MATERIAL FOR THIS EXERCISE =
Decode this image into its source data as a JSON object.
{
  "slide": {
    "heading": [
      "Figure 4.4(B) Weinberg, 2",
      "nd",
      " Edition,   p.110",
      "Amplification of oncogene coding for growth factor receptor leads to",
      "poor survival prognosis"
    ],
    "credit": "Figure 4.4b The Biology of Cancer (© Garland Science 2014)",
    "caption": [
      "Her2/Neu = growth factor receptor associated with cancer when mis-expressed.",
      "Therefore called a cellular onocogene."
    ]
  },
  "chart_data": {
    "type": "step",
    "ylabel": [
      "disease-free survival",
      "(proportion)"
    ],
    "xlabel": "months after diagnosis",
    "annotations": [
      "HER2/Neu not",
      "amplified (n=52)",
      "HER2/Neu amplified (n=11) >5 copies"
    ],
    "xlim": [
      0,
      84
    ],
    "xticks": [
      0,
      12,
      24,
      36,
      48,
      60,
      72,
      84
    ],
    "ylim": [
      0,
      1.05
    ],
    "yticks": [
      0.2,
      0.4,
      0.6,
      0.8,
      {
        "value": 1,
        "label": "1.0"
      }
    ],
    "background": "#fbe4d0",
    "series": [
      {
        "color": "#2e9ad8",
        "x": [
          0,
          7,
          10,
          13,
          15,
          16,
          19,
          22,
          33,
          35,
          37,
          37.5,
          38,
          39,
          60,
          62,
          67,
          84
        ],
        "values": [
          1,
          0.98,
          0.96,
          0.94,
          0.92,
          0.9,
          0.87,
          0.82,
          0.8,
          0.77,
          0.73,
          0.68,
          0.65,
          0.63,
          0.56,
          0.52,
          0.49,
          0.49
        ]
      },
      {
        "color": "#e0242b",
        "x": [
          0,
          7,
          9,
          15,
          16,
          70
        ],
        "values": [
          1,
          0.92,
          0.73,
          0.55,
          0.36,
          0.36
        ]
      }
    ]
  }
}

WORK REQUIRED = Transcribe every record above exactly as it appears.

TASK RESULT =
Decode this image into its source data as a JSON object.
{
  "slide": {
    "heading": [
      "Figure 4.4(B) Weinberg, 2",
      "nd",
      " Edition,   p.110",
      "Amplification of oncogene coding for growth factor receptor leads to",
      "poor survival prognosis"
    ],
    "credit": "Figure 4.4b The Biology of Cancer (© Garland Science 2014)",
    "caption": [
      "Her2/Neu = growth factor receptor associated with cancer when mis-expressed.",
      "Therefore called a cellular onocogene."
    ]
  },
  "chart_data": {
    "type": "step",
    "ylabel": [
      "disease-free survival",
      "(proportion)"
    ],
    "xlabel": "months after diagnosis",
    "annotations": [
      "HER2/Neu not",
      "amplified (n=52)",
      "HER2/Neu amplified (n=11) >5 copies"
    ],
    "xlim": [
      0,
      84
    ],
    "xticks": [
      0,
      12,
      24,
      36,
      48,
      60,
      72,
      84
    ],
    "ylim": [
      0,
      1.05
    ],
    "yticks": [
      0.2,
      0.4,
      0.6,
      0.8,
      {
        "value": 1,
        "label": "1.0"
      }
    ],
    "background": "#fbe4d0",
    "series": [
      {
        "color": "#2e9ad8",
        "x": [
          0,
          7,
          10,
          13,
          15,
          16,
          19,
          22,
          33,
          35,
          37,
          37.5,
          38,
          39,
          60,
          62,
          67,
          84
        ],
        "values": [
          1,
          0.98,
          0.96,
          0.94,
          0.92,
          0.9,
          0.87,
          0.82,
          0.8,
          0.77,
          0.73,
          0.68,
          0.65,
          0.63,
          0.56,
          0.52,
          0.49,
          0.49
        ]
      },
      {
        "color": "#e0242b",
        "x": [
          0,
          7,
          9,
          15,
          16,
          70
        ],
        "values": [
          1,
          0.92,
          0.73,
          0.55,
          0.36,
          0.36
        ]
      }
    ]
  }
}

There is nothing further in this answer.